▶ [Exercise] Reproduce the data below verbatim, keeping every line and character unchanged.

▶ [The records]
────────

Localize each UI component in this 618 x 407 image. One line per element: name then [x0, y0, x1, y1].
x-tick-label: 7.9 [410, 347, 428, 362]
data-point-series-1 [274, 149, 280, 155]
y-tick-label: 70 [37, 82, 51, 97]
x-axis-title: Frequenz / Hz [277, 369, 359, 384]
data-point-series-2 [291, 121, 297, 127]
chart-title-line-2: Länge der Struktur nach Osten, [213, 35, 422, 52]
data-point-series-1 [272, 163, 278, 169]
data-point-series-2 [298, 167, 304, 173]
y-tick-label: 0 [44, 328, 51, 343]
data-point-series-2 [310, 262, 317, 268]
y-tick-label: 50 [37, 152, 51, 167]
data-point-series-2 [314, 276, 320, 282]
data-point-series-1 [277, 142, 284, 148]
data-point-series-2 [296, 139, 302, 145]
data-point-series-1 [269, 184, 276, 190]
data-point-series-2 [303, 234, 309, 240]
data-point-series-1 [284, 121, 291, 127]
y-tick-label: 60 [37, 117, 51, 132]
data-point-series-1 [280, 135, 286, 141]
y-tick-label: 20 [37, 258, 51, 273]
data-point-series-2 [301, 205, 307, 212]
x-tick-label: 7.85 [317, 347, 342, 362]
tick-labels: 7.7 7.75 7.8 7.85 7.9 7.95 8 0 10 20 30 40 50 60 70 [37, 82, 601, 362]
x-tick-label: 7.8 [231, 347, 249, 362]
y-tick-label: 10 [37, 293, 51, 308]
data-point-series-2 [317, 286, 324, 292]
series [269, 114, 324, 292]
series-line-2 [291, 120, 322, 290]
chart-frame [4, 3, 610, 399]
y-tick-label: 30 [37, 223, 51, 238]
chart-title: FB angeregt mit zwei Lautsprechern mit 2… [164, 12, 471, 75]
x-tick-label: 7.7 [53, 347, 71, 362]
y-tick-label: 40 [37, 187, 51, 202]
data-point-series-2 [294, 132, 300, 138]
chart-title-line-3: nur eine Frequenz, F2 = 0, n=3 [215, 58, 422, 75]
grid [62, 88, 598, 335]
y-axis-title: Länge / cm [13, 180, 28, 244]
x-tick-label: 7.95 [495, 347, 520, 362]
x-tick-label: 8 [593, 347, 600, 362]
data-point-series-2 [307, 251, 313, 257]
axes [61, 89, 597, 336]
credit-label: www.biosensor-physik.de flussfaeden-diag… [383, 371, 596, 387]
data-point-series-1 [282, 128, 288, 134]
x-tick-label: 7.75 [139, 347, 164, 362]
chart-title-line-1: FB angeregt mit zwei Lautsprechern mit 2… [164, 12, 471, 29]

────────

▶ [Full response]
Localize each UI component in this 618 x 407 image. One line per element: name then [x0, y0, x1, y1].
x-tick-label: 7.9 [410, 347, 428, 362]
data-point-series-1 [274, 149, 280, 155]
y-tick-label: 70 [37, 82, 51, 97]
x-axis-title: Frequenz / Hz [277, 369, 359, 384]
data-point-series-2 [291, 121, 297, 127]
chart-title-line-2: Länge der Struktur nach Osten, [213, 35, 422, 52]
data-point-series-1 [272, 163, 278, 169]
data-point-series-2 [298, 167, 304, 173]
y-tick-label: 0 [44, 328, 51, 343]
data-point-series-2 [310, 262, 317, 268]
y-tick-label: 50 [37, 152, 51, 167]
data-point-series-2 [314, 276, 320, 282]
data-point-series-1 [277, 142, 284, 148]
data-point-series-2 [296, 139, 302, 145]
data-point-series-1 [269, 184, 276, 190]
data-point-series-2 [303, 234, 309, 240]
data-point-series-1 [284, 121, 291, 127]
y-tick-label: 60 [37, 117, 51, 132]
data-point-series-1 [280, 135, 286, 141]
y-tick-label: 20 [37, 258, 51, 273]
data-point-series-2 [301, 205, 307, 212]
x-tick-label: 7.85 [317, 347, 342, 362]
tick-labels: 7.7 7.75 7.8 7.85 7.9 7.95 8 0 10 20 30 40 50 60 70 [37, 82, 601, 362]
x-tick-label: 7.8 [231, 347, 249, 362]
y-tick-label: 10 [37, 293, 51, 308]
data-point-series-2 [317, 286, 324, 292]
series [269, 114, 324, 292]
series-line-2 [291, 120, 322, 290]
chart-frame [4, 3, 610, 399]
y-tick-label: 30 [37, 223, 51, 238]
chart-title: FB angeregt mit zwei Lautsprechern mit 2… [164, 12, 471, 75]
x-tick-label: 7.7 [53, 347, 71, 362]
y-tick-label: 40 [37, 187, 51, 202]
data-point-series-2 [294, 132, 300, 138]
chart-title-line-3: nur eine Frequenz, F2 = 0, n=3 [215, 58, 422, 75]
grid [62, 88, 598, 335]
y-axis-title: Länge / cm [13, 180, 28, 244]
x-tick-label: 7.95 [495, 347, 520, 362]
x-tick-label: 8 [593, 347, 600, 362]
data-point-series-2 [307, 251, 313, 257]
axes [61, 89, 597, 336]
credit-label: www.biosensor-physik.de flussfaeden-diag… [383, 371, 596, 387]
data-point-series-1 [282, 128, 288, 134]
x-tick-label: 7.75 [139, 347, 164, 362]
chart-title-line-1: FB angeregt mit zwei Lautsprechern mit 2… [164, 12, 471, 29]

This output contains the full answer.